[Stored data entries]

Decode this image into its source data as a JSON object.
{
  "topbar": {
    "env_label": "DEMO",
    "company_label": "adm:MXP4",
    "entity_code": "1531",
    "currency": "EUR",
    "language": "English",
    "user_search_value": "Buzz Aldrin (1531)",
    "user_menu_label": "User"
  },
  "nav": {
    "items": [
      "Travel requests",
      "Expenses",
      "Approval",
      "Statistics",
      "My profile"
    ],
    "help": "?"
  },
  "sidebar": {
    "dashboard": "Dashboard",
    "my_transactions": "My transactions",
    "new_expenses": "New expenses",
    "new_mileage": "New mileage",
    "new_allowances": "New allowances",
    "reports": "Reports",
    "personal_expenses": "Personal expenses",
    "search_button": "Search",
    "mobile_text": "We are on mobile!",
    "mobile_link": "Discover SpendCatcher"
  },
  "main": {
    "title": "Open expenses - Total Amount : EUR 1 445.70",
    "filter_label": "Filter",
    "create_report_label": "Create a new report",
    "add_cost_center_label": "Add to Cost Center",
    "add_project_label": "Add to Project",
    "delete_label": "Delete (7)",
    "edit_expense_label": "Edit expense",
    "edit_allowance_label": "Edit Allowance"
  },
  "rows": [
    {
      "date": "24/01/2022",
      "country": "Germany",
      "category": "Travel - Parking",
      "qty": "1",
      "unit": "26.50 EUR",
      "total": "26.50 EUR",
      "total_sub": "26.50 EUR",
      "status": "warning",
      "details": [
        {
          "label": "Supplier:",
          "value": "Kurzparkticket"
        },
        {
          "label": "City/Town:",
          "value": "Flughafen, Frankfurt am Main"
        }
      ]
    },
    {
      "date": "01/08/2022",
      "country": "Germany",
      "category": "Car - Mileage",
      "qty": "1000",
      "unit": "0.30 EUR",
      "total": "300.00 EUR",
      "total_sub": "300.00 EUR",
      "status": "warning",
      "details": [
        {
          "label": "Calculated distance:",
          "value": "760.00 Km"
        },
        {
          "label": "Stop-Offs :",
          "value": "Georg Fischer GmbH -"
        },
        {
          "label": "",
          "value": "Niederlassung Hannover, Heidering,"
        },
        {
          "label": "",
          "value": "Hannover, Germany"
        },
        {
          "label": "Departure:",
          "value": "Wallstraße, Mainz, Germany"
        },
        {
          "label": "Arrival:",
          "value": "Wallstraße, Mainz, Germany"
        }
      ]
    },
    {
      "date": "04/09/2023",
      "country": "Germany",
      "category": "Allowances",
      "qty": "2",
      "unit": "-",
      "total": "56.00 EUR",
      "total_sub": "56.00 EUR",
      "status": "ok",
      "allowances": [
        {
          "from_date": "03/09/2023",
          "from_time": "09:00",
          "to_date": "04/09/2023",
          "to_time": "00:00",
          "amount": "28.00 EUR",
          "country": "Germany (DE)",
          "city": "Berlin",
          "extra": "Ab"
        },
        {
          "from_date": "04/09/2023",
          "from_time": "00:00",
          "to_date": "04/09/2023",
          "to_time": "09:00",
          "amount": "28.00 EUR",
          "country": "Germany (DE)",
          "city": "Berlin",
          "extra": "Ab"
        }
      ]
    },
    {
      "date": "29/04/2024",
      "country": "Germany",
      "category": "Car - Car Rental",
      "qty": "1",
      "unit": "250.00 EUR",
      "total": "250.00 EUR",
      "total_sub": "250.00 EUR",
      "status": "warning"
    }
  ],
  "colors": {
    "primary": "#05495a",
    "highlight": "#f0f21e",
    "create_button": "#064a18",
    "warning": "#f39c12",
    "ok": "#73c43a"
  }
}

Set exercise |
From the listing, copy every line where the string "Hannover" appears.

Result of this task |
          "value": "Niederlassung Hannover, Heidering,"
          "value": "Hannover, Germany"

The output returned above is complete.